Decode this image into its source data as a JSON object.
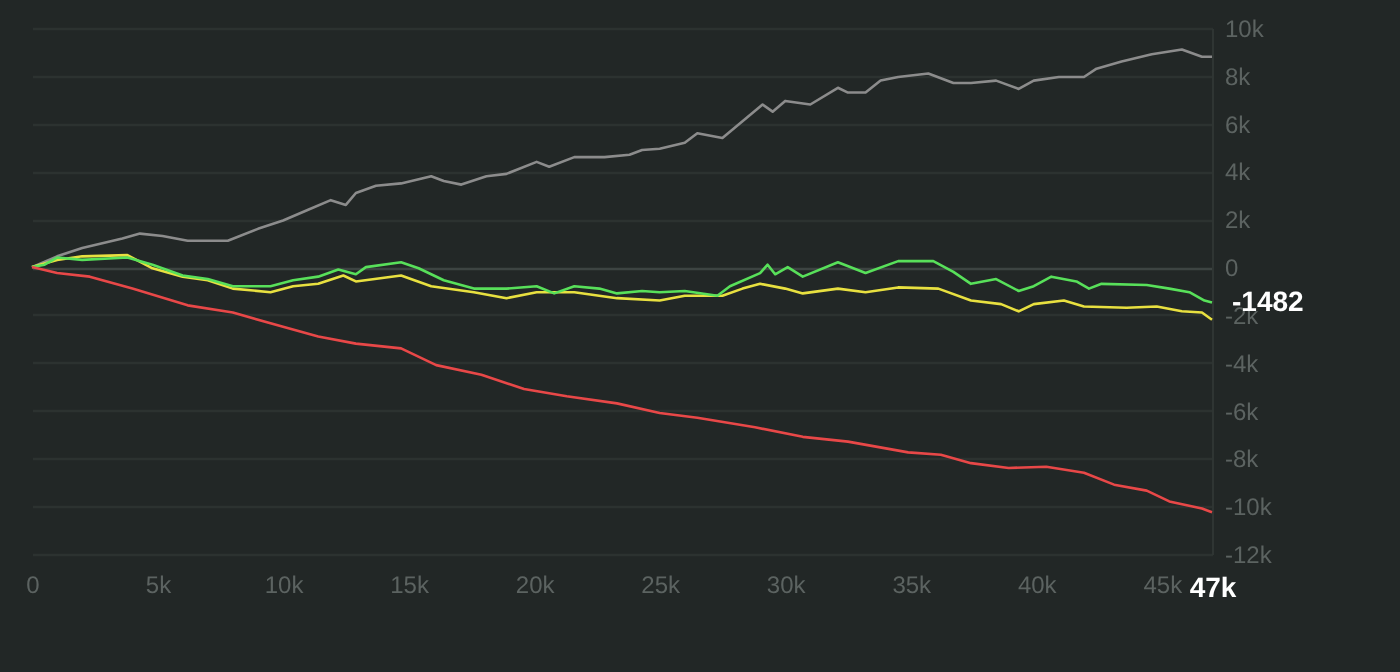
{
  "chart_data": {
    "type": "line",
    "xlim": [
      0,
      47000
    ],
    "ylim": [
      -12000,
      10000
    ],
    "xticks": [
      0,
      {
        "value": 5000,
        "label": "5k"
      },
      {
        "value": 10000,
        "label": "10k"
      },
      {
        "value": 15000,
        "label": "15k"
      },
      {
        "value": 20000,
        "label": "20k"
      },
      {
        "value": 25000,
        "label": "25k"
      },
      {
        "value": 30000,
        "label": "30k"
      },
      {
        "value": 35000,
        "label": "35k"
      },
      {
        "value": 40000,
        "label": "40k"
      },
      {
        "value": 45000,
        "label": "45k"
      },
      {
        "value": 47000,
        "label": "47k"
      }
    ],
    "yticks": [
      {
        "value": -12000,
        "label": "-12k"
      },
      {
        "value": -10000,
        "label": "-10k"
      },
      {
        "value": -8000,
        "label": "-8k"
      },
      {
        "value": -6000,
        "label": "-6k"
      },
      {
        "value": -4000,
        "label": "-4k"
      },
      {
        "value": -2000,
        "label": "-2k"
      },
      0,
      {
        "value": 2000,
        "label": "2k"
      },
      {
        "value": 4000,
        "label": "4k"
      },
      {
        "value": 6000,
        "label": "6k"
      },
      {
        "value": 8000,
        "label": "8k"
      },
      {
        "value": 10000,
        "label": "10k"
      }
    ],
    "grid": "y",
    "legend": false,
    "marker": "none",
    "line_style": "solid",
    "annotations": [
      {
        "text": "-1482",
        "x": 47000,
        "y": -1482
      }
    ],
    "series": [
      {
        "color": "#8c8c8c",
        "x": [
          0,
          1000,
          2000,
          3600,
          4300,
          5200,
          6200,
          7000,
          7800,
          9000,
          10000,
          11000,
          11900,
          12500,
          12900,
          13700,
          14700,
          15900,
          16400,
          17100,
          18100,
          18900,
          20100,
          20600,
          21600,
          22800,
          23800,
          24300,
          25000,
          26000,
          26500,
          27500,
          28300,
          29100,
          29500,
          30000,
          31000,
          32100,
          32500,
          33200,
          33800,
          34500,
          35700,
          36700,
          37400,
          38400,
          39300,
          39900,
          40900,
          41900,
          42400,
          43400,
          44600,
          45800,
          46600,
          47000
        ],
        "values": [
          0,
          450,
          800,
          1200,
          1400,
          1300,
          1100,
          1100,
          1100,
          1600,
          1950,
          2400,
          2800,
          2600,
          3100,
          3400,
          3500,
          3800,
          3600,
          3450,
          3800,
          3900,
          4400,
          4200,
          4600,
          4600,
          4700,
          4900,
          4950,
          5200,
          5600,
          5400,
          6100,
          6800,
          6500,
          6950,
          6800,
          7500,
          7300,
          7300,
          7800,
          7950,
          8100,
          7700,
          7700,
          7800,
          7450,
          7800,
          7950,
          7950,
          8300,
          8600,
          8900,
          9100,
          8800,
          8800
        ]
      },
      {
        "color": "#e8e040",
        "x": [
          0,
          1000,
          2000,
          3800,
          4800,
          6000,
          7000,
          8000,
          9500,
          10400,
          11400,
          12400,
          12900,
          14700,
          15900,
          17600,
          18900,
          20100,
          21600,
          23300,
          25000,
          26000,
          27500,
          28300,
          29000,
          30000,
          30700,
          32100,
          33200,
          34500,
          36100,
          37400,
          38600,
          39300,
          39900,
          41100,
          41900,
          43600,
          44800,
          45800,
          46600,
          47000
        ],
        "values": [
          0,
          300,
          450,
          500,
          -50,
          -400,
          -550,
          -900,
          -1050,
          -800,
          -700,
          -350,
          -600,
          -350,
          -800,
          -1050,
          -1300,
          -1050,
          -1050,
          -1300,
          -1400,
          -1200,
          -1200,
          -900,
          -700,
          -900,
          -1100,
          -900,
          -1050,
          -850,
          -900,
          -1400,
          -1550,
          -1850,
          -1550,
          -1400,
          -1650,
          -1700,
          -1650,
          -1850,
          -1900,
          -2200
        ]
      },
      {
        "color": "#58e05a",
        "x": [
          0,
          500,
          1000,
          2000,
          3800,
          4800,
          6000,
          7000,
          8000,
          9500,
          10400,
          11400,
          12200,
          12900,
          13300,
          14700,
          15400,
          16400,
          17600,
          18900,
          20100,
          20800,
          21600,
          22600,
          23300,
          24300,
          25000,
          26000,
          27300,
          27800,
          29000,
          29300,
          29600,
          30100,
          30700,
          32100,
          33200,
          34500,
          35900,
          36700,
          37400,
          38400,
          39300,
          39900,
          40600,
          41600,
          42100,
          42600,
          44400,
          45300,
          46100,
          46700,
          47000
        ],
        "values": [
          0,
          100,
          400,
          300,
          400,
          100,
          -350,
          -500,
          -800,
          -800,
          -550,
          -400,
          -100,
          -300,
          0,
          200,
          -50,
          -550,
          -900,
          -900,
          -800,
          -1100,
          -800,
          -900,
          -1100,
          -1000,
          -1050,
          -1000,
          -1200,
          -800,
          -250,
          100,
          -300,
          0,
          -400,
          200,
          -250,
          250,
          250,
          -200,
          -700,
          -500,
          -1000,
          -800,
          -400,
          -600,
          -900,
          -700,
          -750,
          -900,
          -1050,
          -1400,
          -1482
        ]
      },
      {
        "color": "#e84848",
        "x": [
          0,
          1000,
          2300,
          4000,
          6200,
          8000,
          10000,
          11400,
          12900,
          14700,
          16100,
          17900,
          19600,
          21300,
          23300,
          25000,
          26500,
          28800,
          30700,
          32500,
          34900,
          36200,
          37400,
          38900,
          40400,
          41900,
          43100,
          44400,
          45300,
          46600,
          47000
        ],
        "values": [
          0,
          -250,
          -400,
          -900,
          -1600,
          -1900,
          -2500,
          -2900,
          -3200,
          -3400,
          -4100,
          -4500,
          -5100,
          -5400,
          -5700,
          -6100,
          -6300,
          -6700,
          -7100,
          -7300,
          -7750,
          -7850,
          -8200,
          -8400,
          -8350,
          -8600,
          -9100,
          -9350,
          -9800,
          -10100,
          -10250
        ]
      }
    ]
  }
}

Exercise prompt:
Restate the records word for word, omitting images.

Exercise answer:
Decode this image into its source data as a JSON object.
{
  "chart_data": {
    "type": "line",
    "xlim": [
      0,
      47000
    ],
    "ylim": [
      -12000,
      10000
    ],
    "xticks": [
      0,
      {
        "value": 5000,
        "label": "5k"
      },
      {
        "value": 10000,
        "label": "10k"
      },
      {
        "value": 15000,
        "label": "15k"
      },
      {
        "value": 20000,
        "label": "20k"
      },
      {
        "value": 25000,
        "label": "25k"
      },
      {
        "value": 30000,
        "label": "30k"
      },
      {
        "value": 35000,
        "label": "35k"
      },
      {
        "value": 40000,
        "label": "40k"
      },
      {
        "value": 45000,
        "label": "45k"
      },
      {
        "value": 47000,
        "label": "47k"
      }
    ],
    "yticks": [
      {
        "value": -12000,
        "label": "-12k"
      },
      {
        "value": -10000,
        "label": "-10k"
      },
      {
        "value": -8000,
        "label": "-8k"
      },
      {
        "value": -6000,
        "label": "-6k"
      },
      {
        "value": -4000,
        "label": "-4k"
      },
      {
        "value": -2000,
        "label": "-2k"
      },
      0,
      {
        "value": 2000,
        "label": "2k"
      },
      {
        "value": 4000,
        "label": "4k"
      },
      {
        "value": 6000,
        "label": "6k"
      },
      {
        "value": 8000,
        "label": "8k"
      },
      {
        "value": 10000,
        "label": "10k"
      }
    ],
    "grid": "y",
    "legend": false,
    "marker": "none",
    "line_style": "solid",
    "annotations": [
      {
        "text": "-1482",
        "x": 47000,
        "y": -1482
      }
    ],
    "series": [
      {
        "color": "#8c8c8c",
        "x": [
          0,
          1000,
          2000,
          3600,
          4300,
          5200,
          6200,
          7000,
          7800,
          9000,
          10000,
          11000,
          11900,
          12500,
          12900,
          13700,
          14700,
          15900,
          16400,
          17100,
          18100,
          18900,
          20100,
          20600,
          21600,
          22800,
          23800,
          24300,
          25000,
          26000,
          26500,
          27500,
          28300,
          29100,
          29500,
          30000,
          31000,
          32100,
          32500,
          33200,
          33800,
          34500,
          35700,
          36700,
          37400,
          38400,
          39300,
          39900,
          40900,
          41900,
          42400,
          43400,
          44600,
          45800,
          46600,
          47000
        ],
        "values": [
          0,
          450,
          800,
          1200,
          1400,
          1300,
          1100,
          1100,
          1100,
          1600,
          1950,
          2400,
          2800,
          2600,
          3100,
          3400,
          3500,
          3800,
          3600,
          3450,
          3800,
          3900,
          4400,
          4200,
          4600,
          4600,
          4700,
          4900,
          4950,
          5200,
          5600,
          5400,
          6100,
          6800,
          6500,
          6950,
          6800,
          7500,
          7300,
          7300,
          7800,
          7950,
          8100,
          7700,
          7700,
          7800,
          7450,
          7800,
          7950,
          7950,
          8300,
          8600,
          8900,
          9100,
          8800,
          8800
        ]
      },
      {
        "color": "#e8e040",
        "x": [
          0,
          1000,
          2000,
          3800,
          4800,
          6000,
          7000,
          8000,
          9500,
          10400,
          11400,
          12400,
          12900,
          14700,
          15900,
          17600,
          18900,
          20100,
          21600,
          23300,
          25000,
          26000,
          27500,
          28300,
          29000,
          30000,
          30700,
          32100,
          33200,
          34500,
          36100,
          37400,
          38600,
          39300,
          39900,
          41100,
          41900,
          43600,
          44800,
          45800,
          46600,
          47000
        ],
        "values": [
          0,
          300,
          450,
          500,
          -50,
          -400,
          -550,
          -900,
          -1050,
          -800,
          -700,
          -350,
          -600,
          -350,
          -800,
          -1050,
          -1300,
          -1050,
          -1050,
          -1300,
          -1400,
          -1200,
          -1200,
          -900,
          -700,
          -900,
          -1100,
          -900,
          -1050,
          -850,
          -900,
          -1400,
          -1550,
          -1850,
          -1550,
          -1400,
          -1650,
          -1700,
          -1650,
          -1850,
          -1900,
          -2200
        ]
      },
      {
        "color": "#58e05a",
        "x": [
          0,
          500,
          1000,
          2000,
          3800,
          4800,
          6000,
          7000,
          8000,
          9500,
          10400,
          11400,
          12200,
          12900,
          13300,
          14700,
          15400,
          16400,
          17600,
          18900,
          20100,
          20800,
          21600,
          22600,
          23300,
          24300,
          25000,
          26000,
          27300,
          27800,
          29000,
          29300,
          29600,
          30100,
          30700,
          32100,
          33200,
          34500,
          35900,
          36700,
          37400,
          38400,
          39300,
          39900,
          40600,
          41600,
          42100,
          42600,
          44400,
          45300,
          46100,
          46700,
          47000
        ],
        "values": [
          0,
          100,
          400,
          300,
          400,
          100,
          -350,
          -500,
          -800,
          -800,
          -550,
          -400,
          -100,
          -300,
          0,
          200,
          -50,
          -550,
          -900,
          -900,
          -800,
          -1100,
          -800,
          -900,
          -1100,
          -1000,
          -1050,
          -1000,
          -1200,
          -800,
          -250,
          100,
          -300,
          0,
          -400,
          200,
          -250,
          250,
          250,
          -200,
          -700,
          -500,
          -1000,
          -800,
          -400,
          -600,
          -900,
          -700,
          -750,
          -900,
          -1050,
          -1400,
          -1482
        ]
      },
      {
        "color": "#e84848",
        "x": [
          0,
          1000,
          2300,
          4000,
          6200,
          8000,
          10000,
          11400,
          12900,
          14700,
          16100,
          17900,
          19600,
          21300,
          23300,
          25000,
          26500,
          28800,
          30700,
          32500,
          34900,
          36200,
          37400,
          38900,
          40400,
          41900,
          43100,
          44400,
          45300,
          46600,
          47000
        ],
        "values": [
          0,
          -250,
          -400,
          -900,
          -1600,
          -1900,
          -2500,
          -2900,
          -3200,
          -3400,
          -4100,
          -4500,
          -5100,
          -5400,
          -5700,
          -6100,
          -6300,
          -6700,
          -7100,
          -7300,
          -7750,
          -7850,
          -8200,
          -8400,
          -8350,
          -8600,
          -9100,
          -9350,
          -9800,
          -10100,
          -10250
        ]
      }
    ]
  }
}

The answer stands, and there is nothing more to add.